[PROBLEM] Which lines in the material below contain the word "proof"? Copy each of them.

[SUPPLIED MATERIAL]

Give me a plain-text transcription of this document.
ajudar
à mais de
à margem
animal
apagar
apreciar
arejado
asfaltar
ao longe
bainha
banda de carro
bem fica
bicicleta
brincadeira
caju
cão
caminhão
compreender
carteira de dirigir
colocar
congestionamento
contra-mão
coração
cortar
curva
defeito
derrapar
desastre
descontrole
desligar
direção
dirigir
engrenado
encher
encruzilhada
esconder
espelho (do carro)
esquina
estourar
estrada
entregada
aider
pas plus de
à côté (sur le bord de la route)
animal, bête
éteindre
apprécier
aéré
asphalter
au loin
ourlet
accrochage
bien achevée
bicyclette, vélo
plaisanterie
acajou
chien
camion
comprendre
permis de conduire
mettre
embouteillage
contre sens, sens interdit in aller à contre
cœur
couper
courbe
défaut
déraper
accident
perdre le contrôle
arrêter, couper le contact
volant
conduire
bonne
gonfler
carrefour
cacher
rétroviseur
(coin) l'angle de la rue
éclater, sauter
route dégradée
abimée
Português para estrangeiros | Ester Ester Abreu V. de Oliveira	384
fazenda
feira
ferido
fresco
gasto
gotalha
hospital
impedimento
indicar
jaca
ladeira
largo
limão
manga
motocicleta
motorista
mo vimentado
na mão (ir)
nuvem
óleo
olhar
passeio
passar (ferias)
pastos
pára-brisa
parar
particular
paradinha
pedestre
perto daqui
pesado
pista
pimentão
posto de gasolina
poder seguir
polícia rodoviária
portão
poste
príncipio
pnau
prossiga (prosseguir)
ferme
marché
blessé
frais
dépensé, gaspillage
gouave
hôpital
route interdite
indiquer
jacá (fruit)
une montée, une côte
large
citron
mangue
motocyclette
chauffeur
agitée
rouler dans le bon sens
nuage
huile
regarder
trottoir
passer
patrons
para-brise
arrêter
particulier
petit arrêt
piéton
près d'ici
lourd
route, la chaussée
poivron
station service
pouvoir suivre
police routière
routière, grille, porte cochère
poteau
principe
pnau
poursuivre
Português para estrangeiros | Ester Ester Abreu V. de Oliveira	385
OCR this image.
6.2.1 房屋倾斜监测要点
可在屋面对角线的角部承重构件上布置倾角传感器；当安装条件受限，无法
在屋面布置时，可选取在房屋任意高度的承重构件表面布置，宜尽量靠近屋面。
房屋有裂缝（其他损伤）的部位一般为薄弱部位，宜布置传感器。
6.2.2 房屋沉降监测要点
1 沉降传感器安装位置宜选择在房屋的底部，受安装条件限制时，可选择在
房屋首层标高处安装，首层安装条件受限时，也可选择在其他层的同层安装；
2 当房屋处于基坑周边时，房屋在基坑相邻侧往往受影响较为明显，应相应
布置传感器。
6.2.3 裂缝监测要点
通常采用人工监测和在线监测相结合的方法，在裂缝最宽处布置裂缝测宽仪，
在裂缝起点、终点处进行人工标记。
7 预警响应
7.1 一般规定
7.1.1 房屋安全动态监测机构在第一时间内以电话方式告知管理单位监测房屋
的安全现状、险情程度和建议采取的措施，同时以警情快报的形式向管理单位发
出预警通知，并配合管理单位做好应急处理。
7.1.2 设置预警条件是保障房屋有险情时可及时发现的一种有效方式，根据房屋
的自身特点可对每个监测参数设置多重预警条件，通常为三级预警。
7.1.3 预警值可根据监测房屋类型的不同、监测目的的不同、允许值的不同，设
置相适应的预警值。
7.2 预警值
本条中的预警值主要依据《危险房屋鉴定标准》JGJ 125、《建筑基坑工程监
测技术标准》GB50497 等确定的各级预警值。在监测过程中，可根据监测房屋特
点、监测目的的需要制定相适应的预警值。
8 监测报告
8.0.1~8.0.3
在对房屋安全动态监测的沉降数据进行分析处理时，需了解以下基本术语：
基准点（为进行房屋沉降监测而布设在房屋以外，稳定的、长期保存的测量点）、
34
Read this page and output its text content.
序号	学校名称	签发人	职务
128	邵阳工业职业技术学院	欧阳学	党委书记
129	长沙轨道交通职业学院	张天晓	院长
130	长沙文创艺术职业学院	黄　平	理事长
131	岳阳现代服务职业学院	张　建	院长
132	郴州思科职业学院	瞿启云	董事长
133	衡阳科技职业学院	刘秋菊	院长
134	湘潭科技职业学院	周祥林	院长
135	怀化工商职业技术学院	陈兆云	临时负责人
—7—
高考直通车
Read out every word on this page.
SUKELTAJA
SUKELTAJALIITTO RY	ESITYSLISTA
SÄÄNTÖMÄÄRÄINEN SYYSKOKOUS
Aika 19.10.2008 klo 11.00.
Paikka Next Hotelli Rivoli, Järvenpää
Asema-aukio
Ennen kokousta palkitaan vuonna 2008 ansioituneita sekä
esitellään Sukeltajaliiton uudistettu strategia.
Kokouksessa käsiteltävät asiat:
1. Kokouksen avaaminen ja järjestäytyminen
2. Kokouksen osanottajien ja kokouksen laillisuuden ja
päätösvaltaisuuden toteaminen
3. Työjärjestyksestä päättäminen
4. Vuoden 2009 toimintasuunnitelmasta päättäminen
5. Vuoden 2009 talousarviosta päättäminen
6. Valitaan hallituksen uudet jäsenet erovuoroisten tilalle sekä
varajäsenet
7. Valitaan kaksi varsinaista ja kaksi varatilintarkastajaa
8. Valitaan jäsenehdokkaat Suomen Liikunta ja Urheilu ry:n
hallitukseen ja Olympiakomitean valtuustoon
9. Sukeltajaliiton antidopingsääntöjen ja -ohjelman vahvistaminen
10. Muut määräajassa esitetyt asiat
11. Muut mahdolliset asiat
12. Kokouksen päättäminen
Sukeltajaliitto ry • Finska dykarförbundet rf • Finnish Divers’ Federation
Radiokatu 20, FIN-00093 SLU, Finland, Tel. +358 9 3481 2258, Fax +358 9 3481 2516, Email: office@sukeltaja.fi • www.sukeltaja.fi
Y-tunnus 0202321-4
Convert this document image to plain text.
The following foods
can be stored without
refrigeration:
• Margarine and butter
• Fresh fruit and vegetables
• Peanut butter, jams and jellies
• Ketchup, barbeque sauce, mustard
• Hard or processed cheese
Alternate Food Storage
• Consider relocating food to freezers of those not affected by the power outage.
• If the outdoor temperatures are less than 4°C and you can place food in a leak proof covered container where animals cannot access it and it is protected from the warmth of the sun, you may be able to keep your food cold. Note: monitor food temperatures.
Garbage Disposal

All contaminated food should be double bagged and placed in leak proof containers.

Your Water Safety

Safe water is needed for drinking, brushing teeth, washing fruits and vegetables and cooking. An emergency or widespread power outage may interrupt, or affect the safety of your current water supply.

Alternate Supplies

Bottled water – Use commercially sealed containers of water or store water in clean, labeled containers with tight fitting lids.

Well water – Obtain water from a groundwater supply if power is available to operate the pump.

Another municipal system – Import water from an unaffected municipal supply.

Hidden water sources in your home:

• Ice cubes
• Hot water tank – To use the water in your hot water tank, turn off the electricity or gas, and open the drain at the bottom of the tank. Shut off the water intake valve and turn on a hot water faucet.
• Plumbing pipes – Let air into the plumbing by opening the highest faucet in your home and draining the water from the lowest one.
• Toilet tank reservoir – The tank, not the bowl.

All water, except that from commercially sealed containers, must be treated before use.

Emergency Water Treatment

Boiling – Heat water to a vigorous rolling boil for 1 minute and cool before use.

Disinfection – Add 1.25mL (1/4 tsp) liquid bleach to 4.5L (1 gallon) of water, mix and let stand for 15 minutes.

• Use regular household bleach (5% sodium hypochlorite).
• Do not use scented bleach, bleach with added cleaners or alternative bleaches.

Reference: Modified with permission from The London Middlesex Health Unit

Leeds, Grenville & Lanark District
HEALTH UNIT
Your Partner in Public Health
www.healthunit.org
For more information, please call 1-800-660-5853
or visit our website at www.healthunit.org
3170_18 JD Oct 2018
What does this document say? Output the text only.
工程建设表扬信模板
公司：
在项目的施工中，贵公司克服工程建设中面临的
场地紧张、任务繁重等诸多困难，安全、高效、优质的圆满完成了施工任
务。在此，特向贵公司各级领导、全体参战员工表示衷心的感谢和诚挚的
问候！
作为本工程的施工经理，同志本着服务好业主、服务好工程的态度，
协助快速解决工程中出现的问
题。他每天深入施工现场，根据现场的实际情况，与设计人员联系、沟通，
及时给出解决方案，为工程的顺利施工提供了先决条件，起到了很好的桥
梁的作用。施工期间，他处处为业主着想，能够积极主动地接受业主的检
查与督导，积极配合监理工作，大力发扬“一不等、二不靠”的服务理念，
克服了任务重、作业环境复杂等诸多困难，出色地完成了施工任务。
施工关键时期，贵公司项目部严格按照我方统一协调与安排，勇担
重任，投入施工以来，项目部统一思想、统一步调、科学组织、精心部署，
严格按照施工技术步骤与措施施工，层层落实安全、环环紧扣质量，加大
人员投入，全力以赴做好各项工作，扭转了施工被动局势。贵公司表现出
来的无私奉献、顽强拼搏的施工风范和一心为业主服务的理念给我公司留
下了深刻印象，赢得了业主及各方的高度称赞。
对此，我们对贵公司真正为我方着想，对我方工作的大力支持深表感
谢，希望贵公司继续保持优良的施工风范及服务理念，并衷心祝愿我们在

[SOLUTION TO THIS EXERCISE]
• If the outdoor temperatures are less than 4°C and you can place food in a leak proof covered container where animals cannot access it and it is protected from the warmth of the sun, you may be able to keep your food cold. Note: monitor food temperatures.
All contaminated food should be double bagged and placed in leak proof containers.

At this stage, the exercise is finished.